- Given data
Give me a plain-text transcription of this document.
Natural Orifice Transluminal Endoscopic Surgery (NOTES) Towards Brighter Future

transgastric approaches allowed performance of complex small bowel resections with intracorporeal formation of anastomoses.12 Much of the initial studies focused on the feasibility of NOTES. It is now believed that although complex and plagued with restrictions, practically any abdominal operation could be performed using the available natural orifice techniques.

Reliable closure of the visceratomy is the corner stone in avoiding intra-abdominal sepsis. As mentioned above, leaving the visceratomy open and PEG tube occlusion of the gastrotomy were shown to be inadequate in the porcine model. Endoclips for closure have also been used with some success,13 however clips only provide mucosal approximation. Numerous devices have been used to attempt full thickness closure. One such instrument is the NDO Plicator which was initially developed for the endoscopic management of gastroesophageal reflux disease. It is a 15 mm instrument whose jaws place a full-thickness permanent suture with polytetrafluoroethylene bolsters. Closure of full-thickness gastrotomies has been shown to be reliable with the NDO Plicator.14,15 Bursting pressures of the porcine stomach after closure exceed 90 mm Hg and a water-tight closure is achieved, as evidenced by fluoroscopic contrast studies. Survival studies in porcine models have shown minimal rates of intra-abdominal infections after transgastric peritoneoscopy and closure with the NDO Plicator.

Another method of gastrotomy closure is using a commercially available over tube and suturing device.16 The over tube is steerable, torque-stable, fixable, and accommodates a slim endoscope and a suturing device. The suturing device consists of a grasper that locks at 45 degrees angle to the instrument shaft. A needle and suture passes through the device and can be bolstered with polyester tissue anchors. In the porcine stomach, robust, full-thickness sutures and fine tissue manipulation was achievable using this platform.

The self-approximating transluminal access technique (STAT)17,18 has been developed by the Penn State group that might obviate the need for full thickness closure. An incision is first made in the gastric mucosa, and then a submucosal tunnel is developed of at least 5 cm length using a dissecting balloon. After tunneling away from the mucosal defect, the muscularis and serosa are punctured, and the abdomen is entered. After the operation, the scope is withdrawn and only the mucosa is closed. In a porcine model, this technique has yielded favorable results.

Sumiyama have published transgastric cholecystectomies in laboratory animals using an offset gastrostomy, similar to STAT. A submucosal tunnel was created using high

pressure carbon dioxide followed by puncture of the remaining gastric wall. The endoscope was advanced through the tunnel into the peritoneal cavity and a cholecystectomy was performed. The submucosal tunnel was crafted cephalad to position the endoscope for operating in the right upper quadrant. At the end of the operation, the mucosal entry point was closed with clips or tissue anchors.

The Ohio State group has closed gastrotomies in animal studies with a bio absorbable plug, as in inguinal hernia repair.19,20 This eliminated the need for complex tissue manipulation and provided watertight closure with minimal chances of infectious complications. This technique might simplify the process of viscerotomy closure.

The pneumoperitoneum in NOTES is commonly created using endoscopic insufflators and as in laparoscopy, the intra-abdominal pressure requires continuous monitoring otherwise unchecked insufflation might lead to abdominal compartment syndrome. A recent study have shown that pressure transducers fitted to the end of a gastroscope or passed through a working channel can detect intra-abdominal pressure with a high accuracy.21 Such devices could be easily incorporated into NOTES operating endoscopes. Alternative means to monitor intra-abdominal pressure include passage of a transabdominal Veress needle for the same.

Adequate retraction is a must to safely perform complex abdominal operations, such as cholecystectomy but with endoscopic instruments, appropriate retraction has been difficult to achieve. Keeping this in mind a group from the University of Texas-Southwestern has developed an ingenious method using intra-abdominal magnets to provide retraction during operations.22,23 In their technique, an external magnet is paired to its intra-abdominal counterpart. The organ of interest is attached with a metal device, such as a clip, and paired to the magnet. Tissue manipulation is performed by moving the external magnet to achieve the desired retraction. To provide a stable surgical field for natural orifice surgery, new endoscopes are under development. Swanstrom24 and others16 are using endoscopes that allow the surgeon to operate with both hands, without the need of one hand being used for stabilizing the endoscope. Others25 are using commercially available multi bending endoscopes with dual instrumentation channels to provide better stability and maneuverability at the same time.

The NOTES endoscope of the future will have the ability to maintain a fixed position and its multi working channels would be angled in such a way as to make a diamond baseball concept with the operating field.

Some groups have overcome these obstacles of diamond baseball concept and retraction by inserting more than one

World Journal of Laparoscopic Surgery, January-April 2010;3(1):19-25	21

- Stated task
Find every line in the records that contains the word "position"; copy those lines.

- Exercise response
pressure carbon dioxide followed by puncture of the remaining gastric wall. The endoscope was advanced through the tunnel into the peritoneal cavity and a cholecystectomy was performed. The submucosal tunnel was crafted cephalad to position the endoscope for operating in the right upper quadrant. At the end of the operation, the mucosal entry point was closed with clips or tissue anchors.
The NOTES endoscope of the future will have the ability to maintain a fixed position and its multi working channels would be angled in such a way as to make a diamond baseball concept with the operating field.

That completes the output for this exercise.